SHORT PROBLEM:
Restate the entire listing word for word.

(Records that describe figures)

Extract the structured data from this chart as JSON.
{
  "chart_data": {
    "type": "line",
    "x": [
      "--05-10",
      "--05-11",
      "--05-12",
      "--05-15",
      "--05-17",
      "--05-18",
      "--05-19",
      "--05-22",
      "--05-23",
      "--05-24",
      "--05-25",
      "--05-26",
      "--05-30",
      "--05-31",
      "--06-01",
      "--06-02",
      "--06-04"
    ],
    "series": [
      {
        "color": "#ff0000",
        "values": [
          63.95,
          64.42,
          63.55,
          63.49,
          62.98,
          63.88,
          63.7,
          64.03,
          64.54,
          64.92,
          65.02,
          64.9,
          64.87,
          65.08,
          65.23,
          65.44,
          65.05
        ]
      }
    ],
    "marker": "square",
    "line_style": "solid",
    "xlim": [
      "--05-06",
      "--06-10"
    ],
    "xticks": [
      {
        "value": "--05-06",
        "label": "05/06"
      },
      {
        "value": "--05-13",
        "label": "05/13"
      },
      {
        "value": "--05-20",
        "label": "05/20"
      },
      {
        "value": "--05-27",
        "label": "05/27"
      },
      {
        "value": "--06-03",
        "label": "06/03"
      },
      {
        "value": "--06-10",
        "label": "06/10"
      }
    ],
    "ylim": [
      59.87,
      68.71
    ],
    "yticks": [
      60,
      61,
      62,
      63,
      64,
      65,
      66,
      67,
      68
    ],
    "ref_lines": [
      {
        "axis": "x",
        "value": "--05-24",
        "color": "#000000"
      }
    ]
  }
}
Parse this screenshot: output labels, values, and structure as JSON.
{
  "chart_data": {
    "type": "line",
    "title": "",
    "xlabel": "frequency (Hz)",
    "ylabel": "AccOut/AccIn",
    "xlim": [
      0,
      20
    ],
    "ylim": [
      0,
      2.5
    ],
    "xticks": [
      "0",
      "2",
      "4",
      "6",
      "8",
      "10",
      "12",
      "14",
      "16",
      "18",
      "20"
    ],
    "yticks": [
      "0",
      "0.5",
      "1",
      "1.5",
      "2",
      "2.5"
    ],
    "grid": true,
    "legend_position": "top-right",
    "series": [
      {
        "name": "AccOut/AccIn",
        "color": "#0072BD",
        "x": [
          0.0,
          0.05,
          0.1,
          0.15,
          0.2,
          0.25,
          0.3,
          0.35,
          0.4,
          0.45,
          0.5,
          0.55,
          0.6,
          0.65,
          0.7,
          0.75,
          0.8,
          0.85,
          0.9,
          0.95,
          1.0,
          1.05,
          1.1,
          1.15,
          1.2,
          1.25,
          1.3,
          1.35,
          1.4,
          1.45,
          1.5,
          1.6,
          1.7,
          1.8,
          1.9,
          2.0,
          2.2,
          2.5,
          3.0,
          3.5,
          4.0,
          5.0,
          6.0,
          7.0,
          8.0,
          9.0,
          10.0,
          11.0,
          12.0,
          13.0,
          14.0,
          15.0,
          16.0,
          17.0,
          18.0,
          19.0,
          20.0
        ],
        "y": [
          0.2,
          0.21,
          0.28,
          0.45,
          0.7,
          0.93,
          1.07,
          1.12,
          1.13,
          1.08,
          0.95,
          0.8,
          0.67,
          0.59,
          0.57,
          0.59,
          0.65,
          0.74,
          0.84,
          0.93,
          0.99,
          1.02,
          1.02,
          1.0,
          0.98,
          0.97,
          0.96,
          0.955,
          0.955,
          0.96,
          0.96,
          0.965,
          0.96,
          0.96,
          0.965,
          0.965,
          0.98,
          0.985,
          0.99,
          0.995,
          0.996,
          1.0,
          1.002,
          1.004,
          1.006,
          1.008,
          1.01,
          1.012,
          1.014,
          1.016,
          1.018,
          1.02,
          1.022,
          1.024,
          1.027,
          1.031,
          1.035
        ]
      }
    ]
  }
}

RESPONSE:
Extract the structured data from this chart as JSON.
{
  "chart_data": {
    "type": "line",
    "x": [
      "--05-10",
      "--05-11",
      "--05-12",
      "--05-15",
      "--05-17",
      "--05-18",
      "--05-19",
      "--05-22",
      "--05-23",
      "--05-24",
      "--05-25",
      "--05-26",
      "--05-30",
      "--05-31",
      "--06-01",
      "--06-02",
      "--06-04"
    ],
    "series": [
      {
        "color": "#ff0000",
        "values": [
          63.95,
          64.42,
          63.55,
          63.49,
          62.98,
          63.88,
          63.7,
          64.03,
          64.54,
          64.92,
          65.02,
          64.9,
          64.87,
          65.08,
          65.23,
          65.44,
          65.05
        ]
      }
    ],
    "marker": "square",
    "line_style": "solid",
    "xlim": [
      "--05-06",
      "--06-10"
    ],
    "xticks": [
      {
        "value": "--05-06",
        "label": "05/06"
      },
      {
        "value": "--05-13",
        "label": "05/13"
      },
      {
        "value": "--05-20",
        "label": "05/20"
      },
      {
        "value": "--05-27",
        "label": "05/27"
      },
      {
        "value": "--06-03",
        "label": "06/03"
      },
      {
        "value": "--06-10",
        "label": "06/10"
      }
    ],
    "ylim": [
      59.87,
      68.71
    ],
    "yticks": [
      60,
      61,
      62,
      63,
      64,
      65,
      66,
      67,
      68
    ],
    "ref_lines": [
      {
        "axis": "x",
        "value": "--05-24",
        "color": "#000000"
      }
    ]
  }
}
Parse this screenshot: output labels, values, and structure as JSON.
{
  "chart_data": {
    "type": "line",
    "title": "",
    "xlabel": "frequency (Hz)",
    "ylabel": "AccOut/AccIn",
    "xlim": [
      0,
      20
    ],
    "ylim": [
      0,
      2.5
    ],
    "xticks": [
      "0",
      "2",
      "4",
      "6",
      "8",
      "10",
      "12",
      "14",
      "16",
      "18",
      "20"
    ],
    "yticks": [
      "0",
      "0.5",
      "1",
      "1.5",
      "2",
      "2.5"
    ],
    "grid": true,
    "legend_position": "top-right",
    "series": [
      {
        "name": "AccOut/AccIn",
        "color": "#0072BD",
        "x": [
          0.0,
          0.05,
          0.1,
          0.15,
          0.2,
          0.25,
          0.3,
          0.35,
          0.4,
          0.45,
          0.5,
          0.55,
          0.6,
          0.65,
          0.7,
          0.75,
          0.8,
          0.85,
          0.9,
          0.95,
          1.0,
          1.05,
          1.1,
          1.15,
          1.2,
          1.25,
          1.3,
          1.35,
          1.4,
          1.45,
          1.5,
          1.6,
          1.7,
          1.8,
          1.9,
          2.0,
          2.2,
          2.5,
          3.0,
          3.5,
          4.0,
          5.0,
          6.0,
          7.0,
          8.0,
          9.0,
          10.0,
          11.0,
          12.0,
          13.0,
          14.0,
          15.0,
          16.0,
          17.0,
          18.0,
          19.0,
          20.0
        ],
        "y": [
          0.2,
          0.21,
          0.28,
          0.45,
          0.7,
          0.93,
          1.07,
          1.12,
          1.13,
          1.08,
          0.95,
          0.8,
          0.67,
          0.59,
          0.57,
          0.59,
          0.65,
          0.74,
          0.84,
          0.93,
          0.99,
          1.02,
          1.02,
          1.0,
          0.98,
          0.97,
          0.96,
          0.955,
          0.955,
          0.96,
          0.96,
          0.965,
          0.96,
          0.96,
          0.965,
          0.965,
          0.98,
          0.985,
          0.99,
          0.995,
          0.996,
          1.0,
          1.002,
          1.004,
          1.006,
          1.008,
          1.01,
          1.012,
          1.014,
          1.016,
          1.018,
          1.02,
          1.022,
          1.024,
          1.027,
          1.031,
          1.035
        ]
      }
    ]
  }
}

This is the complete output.